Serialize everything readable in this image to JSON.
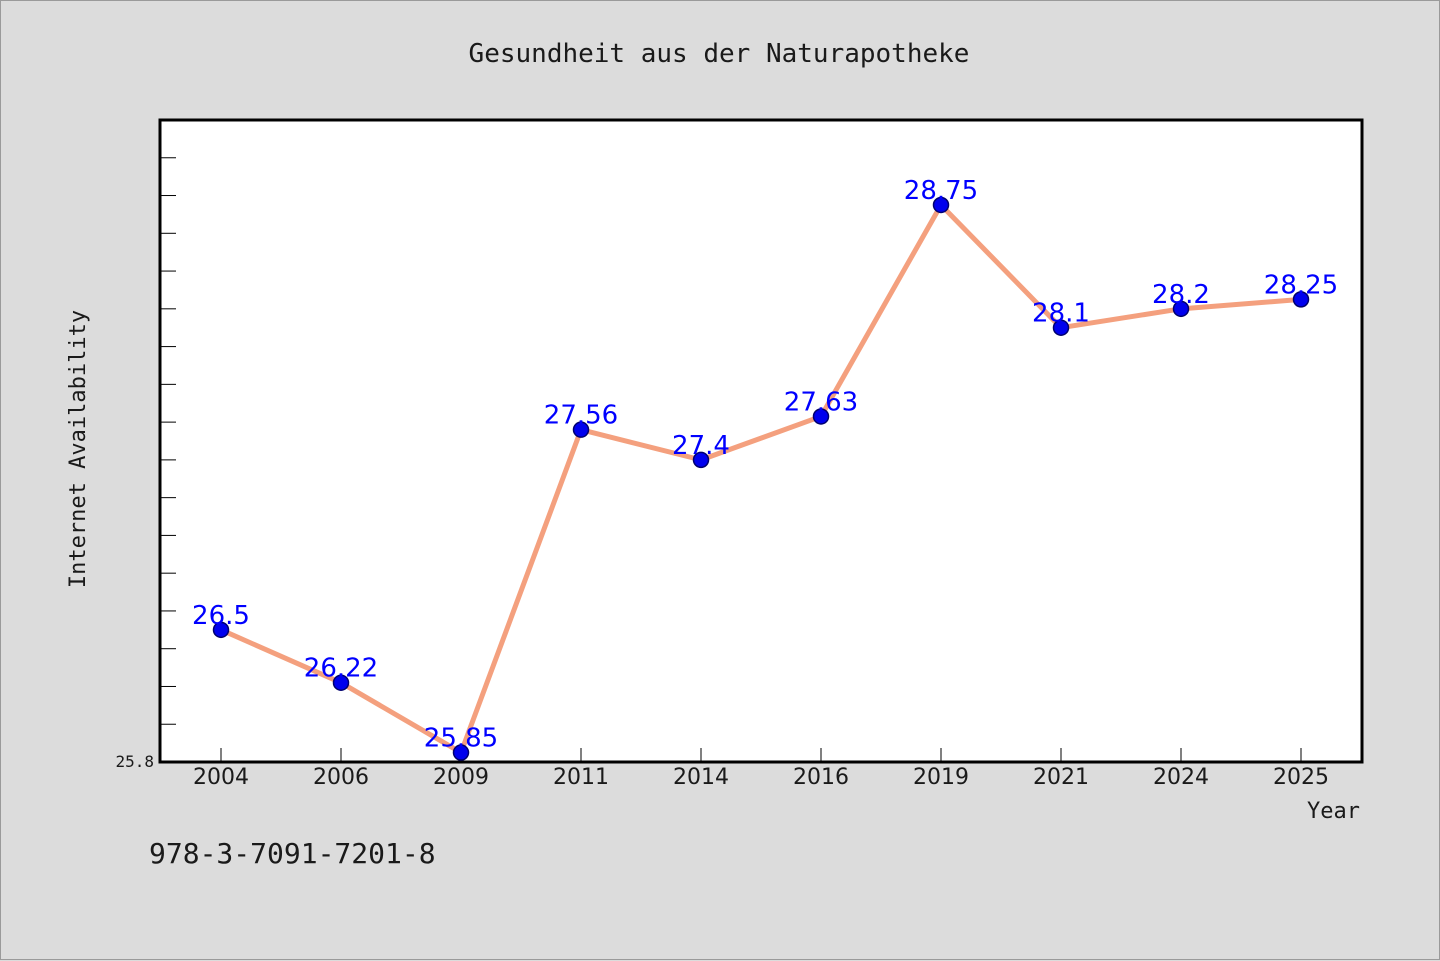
{
  "chart_data": {
    "type": "line",
    "title": "Gesundheit aus der Naturapotheke",
    "xlabel": "Year",
    "ylabel": "Internet Availability",
    "categories": [
      "2004",
      "2006",
      "2009",
      "2011",
      "2014",
      "2016",
      "2019",
      "2021",
      "2024",
      "2025"
    ],
    "series": [
      {
        "values": [
          26.5,
          26.22,
          25.85,
          27.56,
          27.4,
          27.63,
          28.75,
          28.1,
          28.2,
          28.25
        ]
      }
    ],
    "data_labels": [
      "26.5",
      "26.22",
      "25.85",
      "27.56",
      "27.4",
      "27.63",
      "28.75",
      "28.1",
      "28.2",
      "28.25"
    ],
    "y_tick_label": "25.8",
    "ylim": [
      25.8,
      29.2
    ],
    "grid": false,
    "legend": "none",
    "colors": {
      "line": "#f4a07e",
      "marker": "#0000ee",
      "label": "#0000ff",
      "background": "#dcdcdc",
      "plot_bg": "#ffffff"
    }
  },
  "footer": {
    "isbn": "978-3-7091-7201-8"
  }
}
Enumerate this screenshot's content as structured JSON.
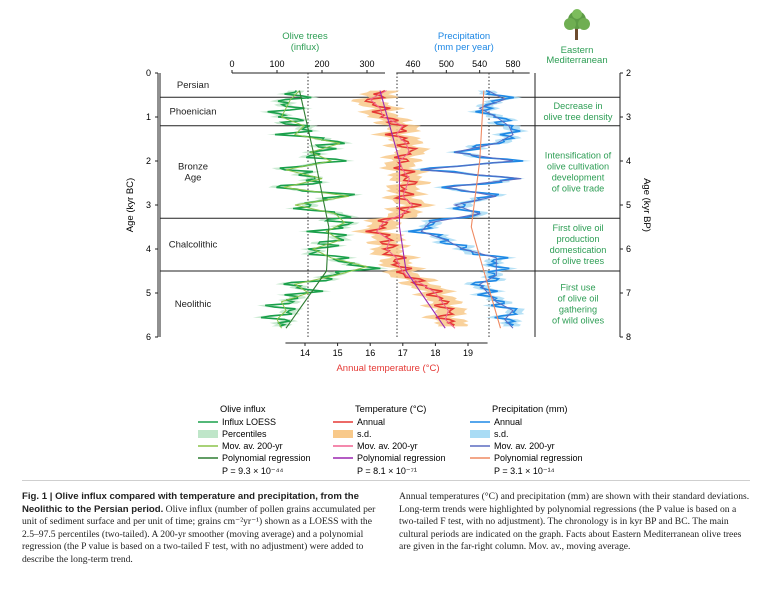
{
  "panel_headers": {
    "olive": [
      "Olive trees",
      "(influx)"
    ],
    "precip": [
      "Precipitation",
      "(mm per year)"
    ],
    "med": [
      "Eastern",
      "Mediterranean"
    ]
  },
  "axes": {
    "left_label": "Age (kyr BC)",
    "right_label": "Age (kyr BP)",
    "bottom_label": "Annual temperature (°C)",
    "left_ticks": [
      "0",
      "1",
      "2",
      "3",
      "4",
      "5",
      "6"
    ],
    "right_ticks": [
      "2",
      "3",
      "4",
      "5",
      "6",
      "7",
      "8"
    ],
    "bottom_ticks": [
      "14",
      "15",
      "16",
      "17",
      "18",
      "19"
    ],
    "olive_ticks": [
      "0",
      "100",
      "200",
      "300"
    ],
    "precip_ticks": [
      "460",
      "500",
      "540",
      "580"
    ]
  },
  "periods": [
    {
      "name": [
        "Persian"
      ],
      "start": 0.0,
      "end": 0.55
    },
    {
      "name": [
        "Phoenician"
      ],
      "start": 0.55,
      "end": 1.2
    },
    {
      "name": [
        "Bronze",
        "Age"
      ],
      "start": 1.2,
      "end": 3.3
    },
    {
      "name": [
        "Chalcolithic"
      ],
      "start": 3.3,
      "end": 4.5
    },
    {
      "name": [
        "Neolithic"
      ],
      "start": 4.5,
      "end": 6.0
    }
  ],
  "med_facts": [
    {
      "lines": [
        "Decrease in",
        "olive tree density"
      ]
    },
    {
      "lines": [
        "Intensification of",
        "olive cultivation",
        "development",
        "of olive trade"
      ]
    },
    {
      "lines": [
        "First olive oil",
        "production",
        "domestication",
        "of olive trees"
      ]
    },
    {
      "lines": [
        "First use",
        "of olive oil",
        "gathering",
        "of wild olives"
      ]
    }
  ],
  "legend": [
    {
      "title": "Olive influx",
      "items": [
        "Influx LOESS",
        "Percentiles",
        "Mov. av. 200-yr",
        "Polynomial regression"
      ],
      "pvalue": "P = 9.3 × 10⁻⁴⁴"
    },
    {
      "title": "Temperature (°C)",
      "items": [
        "Annual",
        "s.d.",
        "Mov. av. 200-yr",
        "Polynomial regression"
      ],
      "pvalue": "P = 8.1 × 10⁻⁷¹"
    },
    {
      "title": "Precipitation (mm)",
      "items": [
        "Annual",
        "s.d.",
        "Mov. av. 200-yr",
        "Polynomial regression"
      ],
      "pvalue": "P = 3.1 × 10⁻¹⁴"
    }
  ],
  "colors": {
    "olive": "#1aa04b",
    "olive_band": "#bfe6c9",
    "olive_mov": "#8bc34a",
    "olive_poly": "#2e7d32",
    "temp": "#e53935",
    "temp_band": "#f8c98a",
    "temp_mov": "#f06292",
    "temp_poly": "#9c27b0",
    "precip": "#1e88e5",
    "precip_band": "#a9dcf5",
    "precip_mov": "#5c6bc0",
    "precip_poly": "#ef8a62",
    "label_green": "#2e9e55",
    "label_blue": "#1e88e5",
    "label_red": "#e53935"
  },
  "caption": {
    "bold": "Fig. 1 | Olive influx compared with temperature and precipitation, from the Neolithic to the Persian period.",
    "left": " Olive influx (number of pollen grains accumulated per unit of sediment surface and per unit of time; grains cm⁻²yr⁻¹) shown as a LOESS with the 2.5–97.5 percentiles (two-tailed). A 200-yr smoother (moving average) and a polynomial regression (the P value is based on a two-tailed F test, with no adjustment) were added to describe the long-term trend.",
    "right": "Annual temperatures (°C) and precipitation (mm) are shown with their standard deviations. Long-term trends were highlighted by polynomial regressions (the P value is based on a two-tailed F test, with no adjustment). The chronology is in kyr BP and BC. The main cultural periods are indicated on the graph. Facts about Eastern Mediterranean olive trees are given in the far-right column. Mov. av., moving average."
  },
  "chart_data": {
    "type": "line",
    "y_axis": "Age (kyr BC)",
    "ylim": [
      0,
      6
    ],
    "series": [
      {
        "name": "Influx LOESS",
        "axis": "Olive trees (influx)",
        "xlim": [
          0,
          360
        ],
        "age": [
          0.4,
          0.6,
          0.8,
          1.0,
          1.2,
          1.4,
          1.6,
          1.8,
          2.0,
          2.2,
          2.4,
          2.6,
          2.8,
          3.0,
          3.2,
          3.4,
          3.6,
          3.8,
          4.0,
          4.2,
          4.4,
          4.6,
          4.8,
          5.0,
          5.2,
          5.4,
          5.6,
          5.8
        ],
        "values": [
          150,
          130,
          120,
          110,
          160,
          140,
          240,
          175,
          220,
          120,
          200,
          115,
          260,
          140,
          230,
          250,
          210,
          240,
          180,
          220,
          300,
          230,
          140,
          170,
          110,
          120,
          100,
          110
        ]
      },
      {
        "name": "Annual",
        "axis": "Annual temperature (°C)",
        "xlim": [
          13.2,
          19.6
        ],
        "age": [
          0.4,
          0.6,
          0.8,
          1.0,
          1.2,
          1.4,
          1.6,
          1.8,
          2.0,
          2.2,
          2.4,
          2.6,
          2.8,
          3.0,
          3.2,
          3.4,
          3.6,
          3.8,
          4.0,
          4.2,
          4.4,
          4.6,
          4.8,
          5.0,
          5.2,
          5.4,
          5.6,
          5.8
        ],
        "values": [
          16.5,
          16.0,
          16.3,
          16.4,
          17.0,
          16.8,
          17.1,
          17.2,
          16.9,
          17.0,
          17.2,
          17.1,
          17.0,
          17.3,
          17.0,
          16.4,
          16.2,
          16.6,
          16.5,
          16.8,
          16.9,
          17.1,
          17.6,
          18.0,
          18.2,
          18.4,
          18.3,
          18.6
        ]
      },
      {
        "name": "Annual",
        "axis": "Precipitation (mm per year)",
        "xlim": [
          400,
          600
        ],
        "age": [
          0.4,
          0.6,
          0.8,
          1.0,
          1.2,
          1.4,
          1.6,
          1.8,
          2.0,
          2.2,
          2.4,
          2.6,
          2.8,
          3.0,
          3.2,
          3.4,
          3.6,
          3.8,
          4.0,
          4.2,
          4.4,
          4.6,
          4.8,
          5.0,
          5.2,
          5.4,
          5.6,
          5.8
        ],
        "values": [
          550,
          570,
          540,
          560,
          575,
          580,
          560,
          510,
          580,
          470,
          590,
          500,
          560,
          510,
          540,
          480,
          470,
          500,
          520,
          560,
          560,
          560,
          540,
          550,
          560,
          580,
          570,
          580
        ]
      }
    ]
  }
}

• **SHORT PROBLEM**: Make an exact copy of the data above, pictures excluded.

• **RESULT OF THE EXERCISE**:
Serialize everything readable in this image to JSON.
{
  "chart_data": {
    "type": "line",
    "title": "Gesundheit aus der Naturapotheke",
    "xlabel": "Year",
    "ylabel": "Internet Availability",
    "categories": [
      "2004",
      "2006",
      "2009",
      "2011",
      "2014",
      "2016",
      "2019",
      "2021",
      "2024",
      "2025"
    ],
    "series": [
      {
        "values": [
          26.5,
          26.22,
          25.85,
          27.56,
          27.4,
          27.63,
          28.75,
          28.1,
          28.2,
          28.25
        ]
      }
    ],
    "data_labels": [
      "26.5",
      "26.22",
      "25.85",
      "27.56",
      "27.4",
      "27.63",
      "28.75",
      "28.1",
      "28.2",
      "28.25"
    ],
    "y_tick_label": "25.8",
    "ylim": [
      25.8,
      29.2
    ],
    "grid": false,
    "legend": "none",
    "colors": {
      "line": "#f4a07e",
      "marker": "#0000ee",
      "label": "#0000ff",
      "background": "#dcdcdc",
      "plot_bg": "#ffffff"
    }
  },
  "footer": {
    "isbn": "978-3-7091-7201-8"
  }
}
Enumerate this screenshot's content as structured JSON.
{
  "panel_headers": {
    "olive": [
      "Olive trees",
      "(influx)"
    ],
    "precip": [
      "Precipitation",
      "(mm per year)"
    ],
    "med": [
      "Eastern",
      "Mediterranean"
    ]
  },
  "axes": {
    "left_label": "Age (kyr BC)",
    "right_label": "Age (kyr BP)",
    "bottom_label": "Annual temperature (°C)",
    "left_ticks": [
      "0",
      "1",
      "2",
      "3",
      "4",
      "5",
      "6"
    ],
    "right_ticks": [
      "2",
      "3",
      "4",
      "5",
      "6",
      "7",
      "8"
    ],
    "bottom_ticks": [
      "14",
      "15",
      "16",
      "17",
      "18",
      "19"
    ],
    "olive_ticks": [
      "0",
      "100",
      "200",
      "300"
    ],
    "precip_ticks": [
      "460",
      "500",
      "540",
      "580"
    ]
  },
  "periods": [
    {
      "name": [
        "Persian"
      ],
      "start": 0.0,
      "end": 0.55
    },
    {
      "name": [
        "Phoenician"
      ],
      "start": 0.55,
      "end": 1.2
    },
    {
      "name": [
        "Bronze",
        "Age"
      ],
      "start": 1.2,
      "end": 3.3
    },
    {
      "name": [
        "Chalcolithic"
      ],
      "start": 3.3,
      "end": 4.5
    },
    {
      "name": [
        "Neolithic"
      ],
      "start": 4.5,
      "end": 6.0
    }
  ],
  "med_facts": [
    {
      "lines": [
        "Decrease in",
        "olive tree density"
      ]
    },
    {
      "lines": [
        "Intensification of",
        "olive cultivation",
        "development",
        "of olive trade"
      ]
    },
    {
      "lines": [
        "First olive oil",
        "production",
        "domestication",
        "of olive trees"
      ]
    },
    {
      "lines": [
        "First use",
        "of olive oil",
        "gathering",
        "of wild olives"
      ]
    }
  ],
  "legend": [
    {
      "title": "Olive influx",
      "items": [
        "Influx LOESS",
        "Percentiles",
        "Mov. av. 200-yr",
        "Polynomial regression"
      ],
      "pvalue": "P = 9.3 × 10⁻⁴⁴"
    },
    {
      "title": "Temperature (°C)",
      "items": [
        "Annual",
        "s.d.",
        "Mov. av. 200-yr",
        "Polynomial regression"
      ],
      "pvalue": "P = 8.1 × 10⁻⁷¹"
    },
    {
      "title": "Precipitation (mm)",
      "items": [
        "Annual",
        "s.d.",
        "Mov. av. 200-yr",
        "Polynomial regression"
      ],
      "pvalue": "P = 3.1 × 10⁻¹⁴"
    }
  ],
  "colors": {
    "olive": "#1aa04b",
    "olive_band": "#bfe6c9",
    "olive_mov": "#8bc34a",
    "olive_poly": "#2e7d32",
    "temp": "#e53935",
    "temp_band": "#f8c98a",
    "temp_mov": "#f06292",
    "temp_poly": "#9c27b0",
    "precip": "#1e88e5",
    "precip_band": "#a9dcf5",
    "precip_mov": "#5c6bc0",
    "precip_poly": "#ef8a62",
    "label_green": "#2e9e55",
    "label_blue": "#1e88e5",
    "label_red": "#e53935"
  },
  "caption": {
    "bold": "Fig. 1 | Olive influx compared with temperature and precipitation, from the Neolithic to the Persian period.",
    "left": " Olive influx (number of pollen grains accumulated per unit of sediment surface and per unit of time; grains cm⁻²yr⁻¹) shown as a LOESS with the 2.5–97.5 percentiles (two-tailed). A 200-yr smoother (moving average) and a polynomial regression (the P value is based on a two-tailed F test, with no adjustment) were added to describe the long-term trend.",
    "right": "Annual temperatures (°C) and precipitation (mm) are shown with their standard deviations. Long-term trends were highlighted by polynomial regressions (the P value is based on a two-tailed F test, with no adjustment). The chronology is in kyr BP and BC. The main cultural periods are indicated on the graph. Facts about Eastern Mediterranean olive trees are given in the far-right column. Mov. av., moving average."
  },
  "chart_data": {
    "type": "line",
    "y_axis": "Age (kyr BC)",
    "ylim": [
      0,
      6
    ],
    "series": [
      {
        "name": "Influx LOESS",
        "axis": "Olive trees (influx)",
        "xlim": [
          0,
          360
        ],
        "age": [
          0.4,
          0.6,
          0.8,
          1.0,
          1.2,
          1.4,
          1.6,
          1.8,
          2.0,
          2.2,
          2.4,
          2.6,
          2.8,
          3.0,
          3.2,
          3.4,
          3.6,
          3.8,
          4.0,
          4.2,
          4.4,
          4.6,
          4.8,
          5.0,
          5.2,
          5.4,
          5.6,
          5.8
        ],
        "values": [
          150,
          130,
          120,
          110,
          160,
          140,
          240,
          175,
          220,
          120,
          200,
          115,
          260,
          140,
          230,
          250,
          210,
          240,
          180,
          220,
          300,
          230,
          140,
          170,
          110,
          120,
          100,
          110
        ]
      },
      {
        "name": "Annual",
        "axis": "Annual temperature (°C)",
        "xlim": [
          13.2,
          19.6
        ],
        "age": [
          0.4,
          0.6,
          0.8,
          1.0,
          1.2,
          1.4,
          1.6,
          1.8,
          2.0,
          2.2,
          2.4,
          2.6,
          2.8,
          3.0,
          3.2,
          3.4,
          3.6,
          3.8,
          4.0,
          4.2,
          4.4,
          4.6,
          4.8,
          5.0,
          5.2,
          5.4,
          5.6,
          5.8
        ],
        "values": [
          16.5,
          16.0,
          16.3,
          16.4,
          17.0,
          16.8,
          17.1,
          17.2,
          16.9,
          17.0,
          17.2,
          17.1,
          17.0,
          17.3,
          17.0,
          16.4,
          16.2,
          16.6,
          16.5,
          16.8,
          16.9,
          17.1,
          17.6,
          18.0,
          18.2,
          18.4,
          18.3,
          18.6
        ]
      },
      {
        "name": "Annual",
        "axis": "Precipitation (mm per year)",
        "xlim": [
          400,
          600
        ],
        "age": [
          0.4,
          0.6,
          0.8,
          1.0,
          1.2,
          1.4,
          1.6,
          1.8,
          2.0,
          2.2,
          2.4,
          2.6,
          2.8,
          3.0,
          3.2,
          3.4,
          3.6,
          3.8,
          4.0,
          4.2,
          4.4,
          4.6,
          4.8,
          5.0,
          5.2,
          5.4,
          5.6,
          5.8
        ],
        "values": [
          550,
          570,
          540,
          560,
          575,
          580,
          560,
          510,
          580,
          470,
          590,
          500,
          560,
          510,
          540,
          480,
          470,
          500,
          520,
          560,
          560,
          560,
          540,
          550,
          560,
          580,
          570,
          580
        ]
      }
    ]
  }
}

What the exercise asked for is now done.